→ **WHAT TO PRODUCE**: Find each line with the word "this" and copy it.

-- start of MATERIAL --

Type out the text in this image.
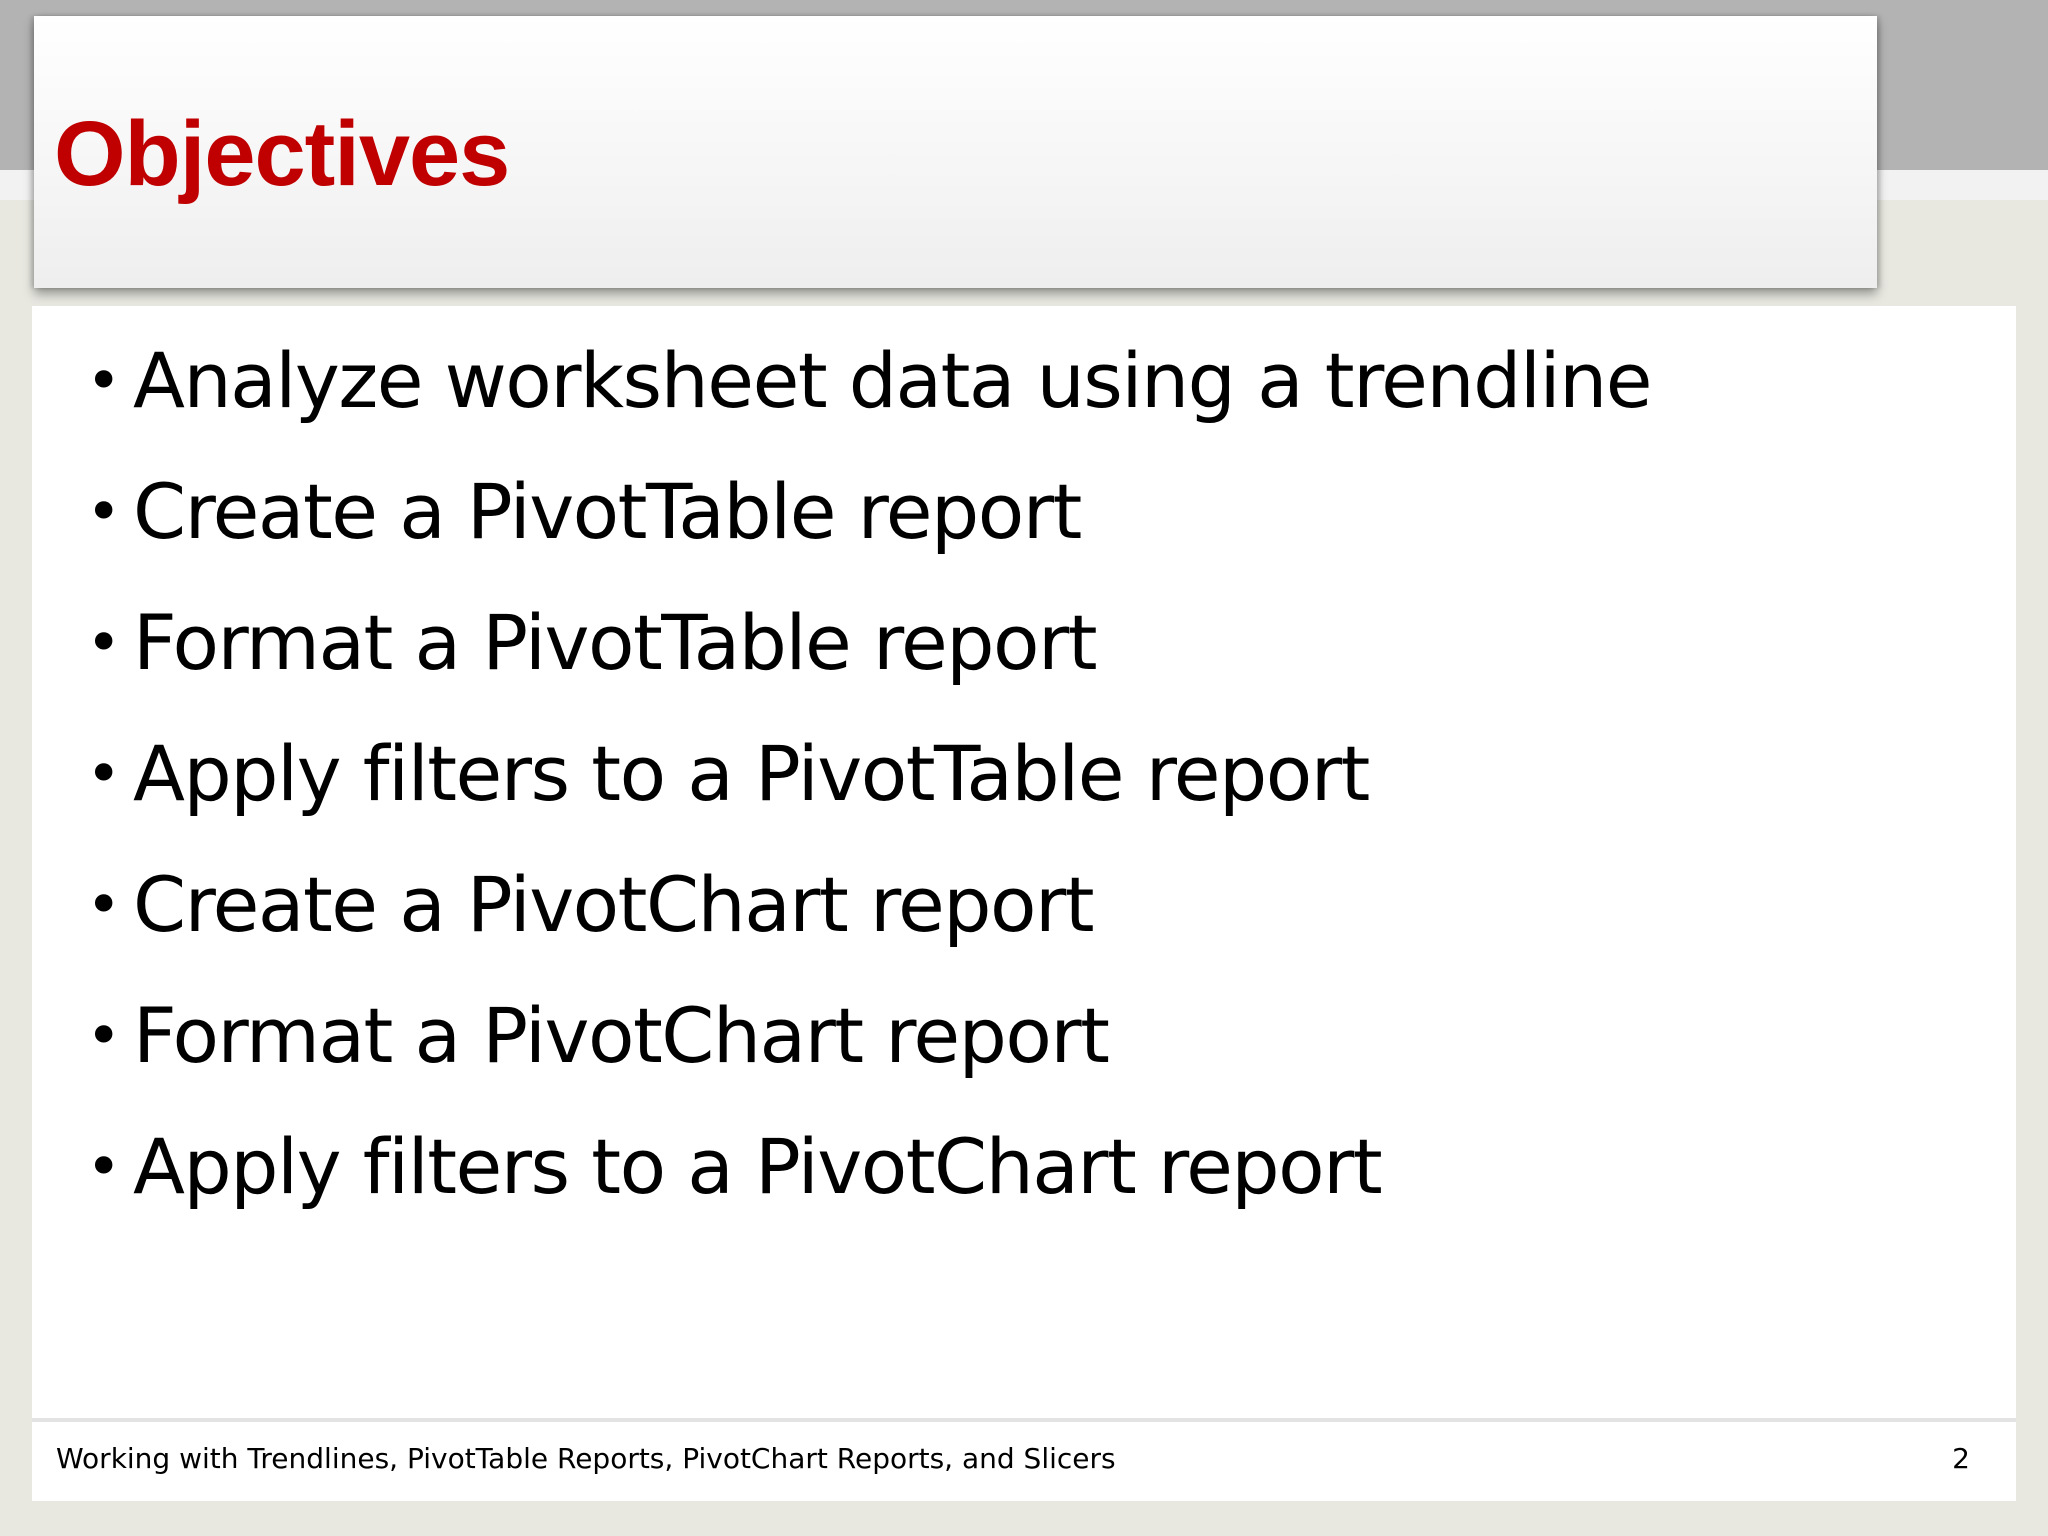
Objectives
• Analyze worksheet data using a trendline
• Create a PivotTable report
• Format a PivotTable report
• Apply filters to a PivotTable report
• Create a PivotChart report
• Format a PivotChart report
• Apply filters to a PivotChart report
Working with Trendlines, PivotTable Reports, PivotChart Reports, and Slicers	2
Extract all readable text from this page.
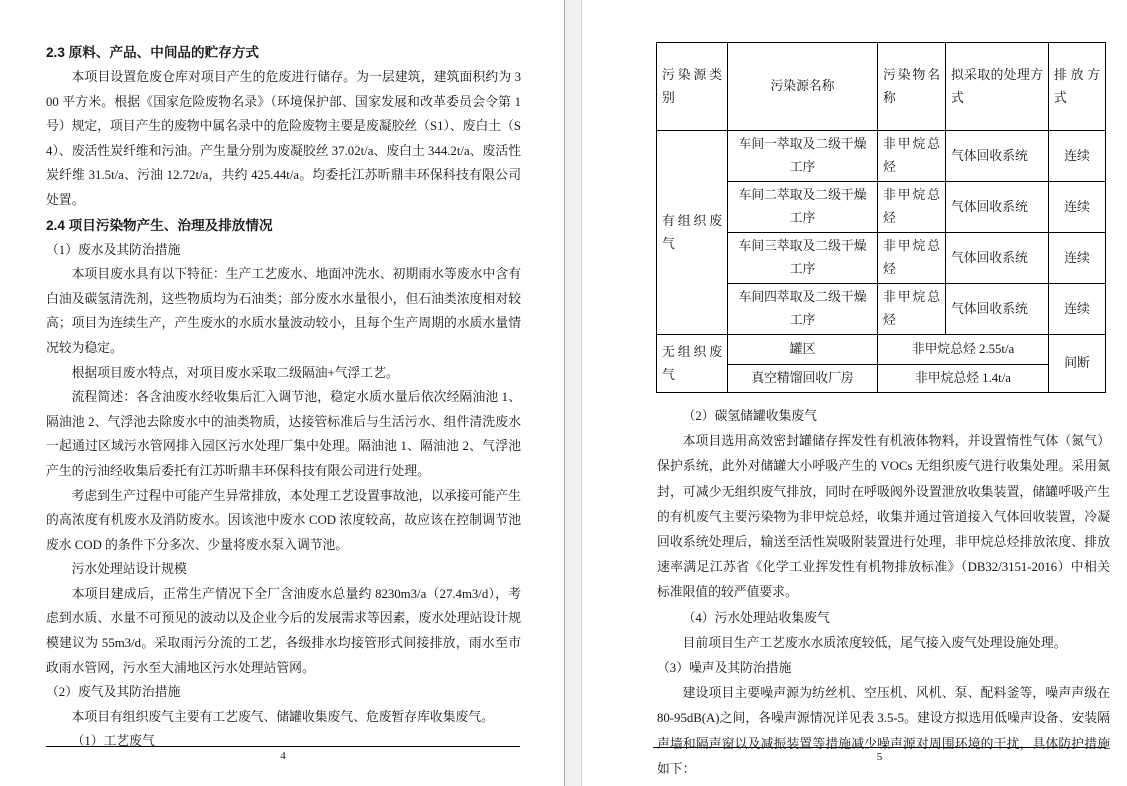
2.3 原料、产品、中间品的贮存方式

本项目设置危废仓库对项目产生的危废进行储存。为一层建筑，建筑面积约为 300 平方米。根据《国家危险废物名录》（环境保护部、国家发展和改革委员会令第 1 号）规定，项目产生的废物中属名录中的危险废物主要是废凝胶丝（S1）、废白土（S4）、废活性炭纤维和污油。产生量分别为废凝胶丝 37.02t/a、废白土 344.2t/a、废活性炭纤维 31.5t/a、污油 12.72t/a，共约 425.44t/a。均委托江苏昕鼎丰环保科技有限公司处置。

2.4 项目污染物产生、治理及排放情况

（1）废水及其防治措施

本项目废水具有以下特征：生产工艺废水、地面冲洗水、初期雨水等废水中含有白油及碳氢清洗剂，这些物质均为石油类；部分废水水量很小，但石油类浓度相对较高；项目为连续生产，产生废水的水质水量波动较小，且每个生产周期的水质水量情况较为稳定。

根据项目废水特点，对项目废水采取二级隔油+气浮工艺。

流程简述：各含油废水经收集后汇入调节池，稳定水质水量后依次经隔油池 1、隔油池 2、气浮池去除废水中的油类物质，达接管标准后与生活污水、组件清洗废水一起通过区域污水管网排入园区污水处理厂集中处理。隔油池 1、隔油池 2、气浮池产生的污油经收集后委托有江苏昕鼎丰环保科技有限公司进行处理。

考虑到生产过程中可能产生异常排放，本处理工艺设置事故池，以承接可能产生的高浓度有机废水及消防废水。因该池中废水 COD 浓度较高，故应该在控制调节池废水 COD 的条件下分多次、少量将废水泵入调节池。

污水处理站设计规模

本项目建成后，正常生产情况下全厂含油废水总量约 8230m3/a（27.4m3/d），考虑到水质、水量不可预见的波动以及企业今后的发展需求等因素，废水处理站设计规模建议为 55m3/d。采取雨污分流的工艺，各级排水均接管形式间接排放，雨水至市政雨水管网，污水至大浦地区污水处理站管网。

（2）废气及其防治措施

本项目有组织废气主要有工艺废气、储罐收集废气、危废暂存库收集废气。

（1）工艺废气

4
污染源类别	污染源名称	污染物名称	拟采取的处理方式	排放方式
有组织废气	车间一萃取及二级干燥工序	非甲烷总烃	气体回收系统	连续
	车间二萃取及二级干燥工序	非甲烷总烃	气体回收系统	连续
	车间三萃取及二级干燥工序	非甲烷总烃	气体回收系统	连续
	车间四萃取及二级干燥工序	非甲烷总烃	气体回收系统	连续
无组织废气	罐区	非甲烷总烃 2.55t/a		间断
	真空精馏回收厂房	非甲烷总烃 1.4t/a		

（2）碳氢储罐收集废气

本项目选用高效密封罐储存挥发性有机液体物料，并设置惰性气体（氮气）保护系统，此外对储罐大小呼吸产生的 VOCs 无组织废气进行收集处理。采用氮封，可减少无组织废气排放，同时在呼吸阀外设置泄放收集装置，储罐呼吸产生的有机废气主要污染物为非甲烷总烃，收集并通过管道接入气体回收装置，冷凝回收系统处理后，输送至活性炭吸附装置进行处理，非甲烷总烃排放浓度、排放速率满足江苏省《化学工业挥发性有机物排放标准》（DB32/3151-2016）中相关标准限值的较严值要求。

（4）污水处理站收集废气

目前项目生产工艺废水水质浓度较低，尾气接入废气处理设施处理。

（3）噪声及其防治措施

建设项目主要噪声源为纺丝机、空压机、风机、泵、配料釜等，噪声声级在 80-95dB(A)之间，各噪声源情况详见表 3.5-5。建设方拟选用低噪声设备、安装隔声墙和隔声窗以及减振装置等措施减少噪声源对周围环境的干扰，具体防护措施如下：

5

-- end of MATERIAL --

→ **FULL OUTPUT**:
Type out the text in this image.
Extract all readable text from this page.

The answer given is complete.